Exercise prompt: Select and copy out every line in the records containing "JSON".

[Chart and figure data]

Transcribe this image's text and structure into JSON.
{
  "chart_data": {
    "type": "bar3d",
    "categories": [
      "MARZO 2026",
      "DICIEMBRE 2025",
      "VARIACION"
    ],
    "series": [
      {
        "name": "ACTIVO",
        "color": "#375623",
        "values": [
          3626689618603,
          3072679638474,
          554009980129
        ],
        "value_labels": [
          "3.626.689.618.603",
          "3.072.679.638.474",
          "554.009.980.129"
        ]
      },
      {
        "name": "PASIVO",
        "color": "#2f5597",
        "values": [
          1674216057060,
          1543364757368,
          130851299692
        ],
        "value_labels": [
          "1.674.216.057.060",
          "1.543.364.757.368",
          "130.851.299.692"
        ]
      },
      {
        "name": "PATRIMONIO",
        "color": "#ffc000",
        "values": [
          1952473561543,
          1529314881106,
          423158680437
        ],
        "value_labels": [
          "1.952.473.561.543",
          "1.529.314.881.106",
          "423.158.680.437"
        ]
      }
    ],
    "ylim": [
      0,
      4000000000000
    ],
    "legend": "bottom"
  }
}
* * *
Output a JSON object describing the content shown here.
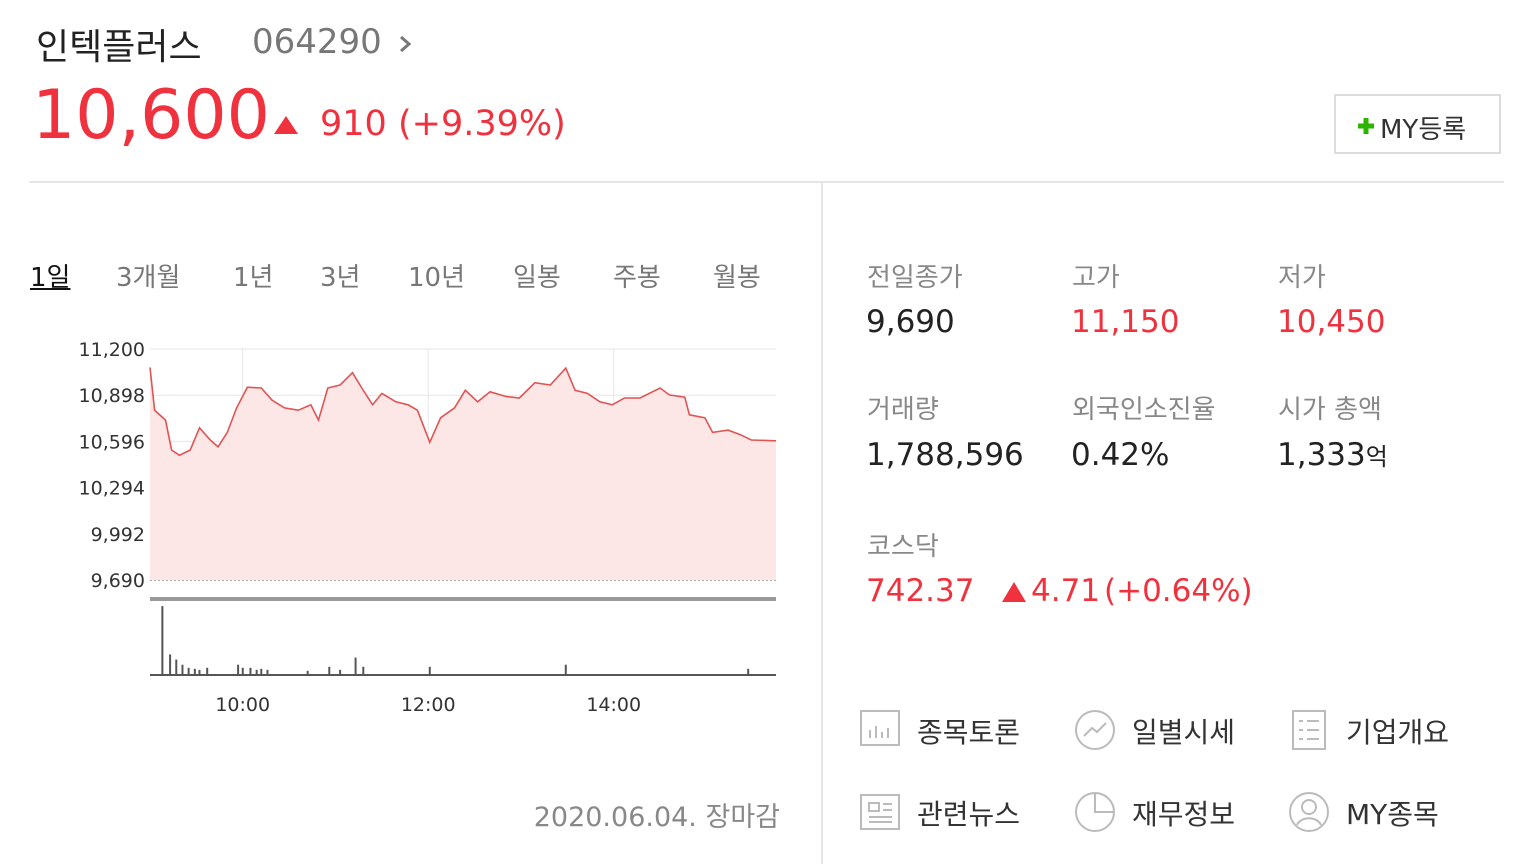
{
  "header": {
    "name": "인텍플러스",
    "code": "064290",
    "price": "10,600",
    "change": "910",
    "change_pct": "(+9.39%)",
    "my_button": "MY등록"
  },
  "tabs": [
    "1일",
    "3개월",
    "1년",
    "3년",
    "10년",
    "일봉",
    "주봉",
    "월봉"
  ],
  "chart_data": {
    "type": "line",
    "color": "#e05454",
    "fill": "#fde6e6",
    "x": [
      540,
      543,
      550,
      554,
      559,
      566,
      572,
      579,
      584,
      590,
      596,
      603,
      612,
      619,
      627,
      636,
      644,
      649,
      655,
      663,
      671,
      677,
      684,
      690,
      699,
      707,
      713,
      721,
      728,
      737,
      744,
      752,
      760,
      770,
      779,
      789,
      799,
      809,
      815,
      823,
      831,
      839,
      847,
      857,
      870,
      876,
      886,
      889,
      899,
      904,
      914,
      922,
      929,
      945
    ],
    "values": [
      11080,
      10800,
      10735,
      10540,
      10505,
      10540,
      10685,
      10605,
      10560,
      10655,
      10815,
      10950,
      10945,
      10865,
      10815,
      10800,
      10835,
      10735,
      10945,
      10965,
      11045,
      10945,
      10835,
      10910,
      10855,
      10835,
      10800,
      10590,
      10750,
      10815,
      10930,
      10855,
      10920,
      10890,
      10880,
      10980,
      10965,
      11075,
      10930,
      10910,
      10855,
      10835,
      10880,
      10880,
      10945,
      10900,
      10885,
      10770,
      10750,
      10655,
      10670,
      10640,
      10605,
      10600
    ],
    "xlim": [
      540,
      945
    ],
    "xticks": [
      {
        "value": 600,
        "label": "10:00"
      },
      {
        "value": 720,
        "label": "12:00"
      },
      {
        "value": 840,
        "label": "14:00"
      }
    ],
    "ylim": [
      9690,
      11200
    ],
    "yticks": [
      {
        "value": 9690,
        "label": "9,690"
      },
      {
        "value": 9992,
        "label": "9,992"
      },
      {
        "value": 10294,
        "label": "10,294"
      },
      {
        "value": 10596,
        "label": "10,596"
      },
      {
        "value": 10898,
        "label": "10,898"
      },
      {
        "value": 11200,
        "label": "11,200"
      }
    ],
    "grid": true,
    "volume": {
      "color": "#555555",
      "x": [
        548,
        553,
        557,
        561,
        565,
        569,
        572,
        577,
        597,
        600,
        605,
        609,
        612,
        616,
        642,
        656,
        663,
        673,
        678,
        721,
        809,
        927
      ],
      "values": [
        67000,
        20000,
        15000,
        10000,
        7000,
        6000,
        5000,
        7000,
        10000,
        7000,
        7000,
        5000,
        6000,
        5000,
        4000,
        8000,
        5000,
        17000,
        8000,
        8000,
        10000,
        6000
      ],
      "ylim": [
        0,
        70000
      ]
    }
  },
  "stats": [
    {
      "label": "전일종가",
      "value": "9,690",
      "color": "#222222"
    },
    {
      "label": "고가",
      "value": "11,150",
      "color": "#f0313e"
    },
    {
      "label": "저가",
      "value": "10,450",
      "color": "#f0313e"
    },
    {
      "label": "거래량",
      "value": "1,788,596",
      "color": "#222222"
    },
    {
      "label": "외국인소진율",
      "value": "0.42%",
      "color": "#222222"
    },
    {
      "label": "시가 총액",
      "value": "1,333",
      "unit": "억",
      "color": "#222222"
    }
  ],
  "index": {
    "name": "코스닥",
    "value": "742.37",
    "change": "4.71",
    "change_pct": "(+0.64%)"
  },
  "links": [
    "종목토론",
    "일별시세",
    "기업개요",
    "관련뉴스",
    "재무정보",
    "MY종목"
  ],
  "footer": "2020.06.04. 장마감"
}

Output for this task:
Transcribe this image's text and structure into JSON.
Output a JSON object describing the content shown here.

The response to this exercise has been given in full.